Recorded data:
-- -- --

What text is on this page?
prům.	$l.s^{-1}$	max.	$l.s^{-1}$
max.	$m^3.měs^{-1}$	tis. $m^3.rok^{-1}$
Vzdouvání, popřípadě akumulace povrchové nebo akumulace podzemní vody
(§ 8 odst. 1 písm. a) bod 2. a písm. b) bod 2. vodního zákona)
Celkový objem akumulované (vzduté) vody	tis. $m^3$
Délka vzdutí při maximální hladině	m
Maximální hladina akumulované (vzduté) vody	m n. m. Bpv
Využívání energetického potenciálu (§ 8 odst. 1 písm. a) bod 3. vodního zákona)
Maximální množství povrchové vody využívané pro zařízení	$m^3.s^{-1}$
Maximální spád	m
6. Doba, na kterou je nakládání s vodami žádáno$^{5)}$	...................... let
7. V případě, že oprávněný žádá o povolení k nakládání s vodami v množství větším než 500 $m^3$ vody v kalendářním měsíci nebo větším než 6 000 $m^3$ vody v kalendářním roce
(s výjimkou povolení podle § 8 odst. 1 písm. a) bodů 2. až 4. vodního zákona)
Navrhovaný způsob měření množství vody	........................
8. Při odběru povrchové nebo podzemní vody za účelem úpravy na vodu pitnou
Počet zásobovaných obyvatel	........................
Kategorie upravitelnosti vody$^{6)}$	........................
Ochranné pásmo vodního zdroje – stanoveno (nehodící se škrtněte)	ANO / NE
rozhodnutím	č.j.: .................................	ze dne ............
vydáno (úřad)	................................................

-- -- --

SET EXERCISE →
Your task is to quote the listing above word for word.

ANSWER BELOW →
What text is on this page?
prům.	$l.s^{-1}$	max.	$l.s^{-1}$
max.	$m^3.měs^{-1}$	tis. $m^3.rok^{-1}$
Vzdouvání, popřípadě akumulace povrchové nebo akumulace podzemní vody
(§ 8 odst. 1 písm. a) bod 2. a písm. b) bod 2. vodního zákona)
Celkový objem akumulované (vzduté) vody	tis. $m^3$
Délka vzdutí při maximální hladině	m
Maximální hladina akumulované (vzduté) vody	m n. m. Bpv
Využívání energetického potenciálu (§ 8 odst. 1 písm. a) bod 3. vodního zákona)
Maximální množství povrchové vody využívané pro zařízení	$m^3.s^{-1}$
Maximální spád	m
6. Doba, na kterou je nakládání s vodami žádáno$^{5)}$	...................... let
7. V případě, že oprávněný žádá o povolení k nakládání s vodami v množství větším než 500 $m^3$ vody v kalendářním měsíci nebo větším než 6 000 $m^3$ vody v kalendářním roce
(s výjimkou povolení podle § 8 odst. 1 písm. a) bodů 2. až 4. vodního zákona)
Navrhovaný způsob měření množství vody	........................
8. Při odběru povrchové nebo podzemní vody za účelem úpravy na vodu pitnou
Počet zásobovaných obyvatel	........................
Kategorie upravitelnosti vody$^{6)}$	........................
Ochranné pásmo vodního zdroje – stanoveno (nehodící se škrtněte)	ANO / NE
rozhodnutím	č.j.: .................................	ze dne ............
vydáno (úřad)	................................................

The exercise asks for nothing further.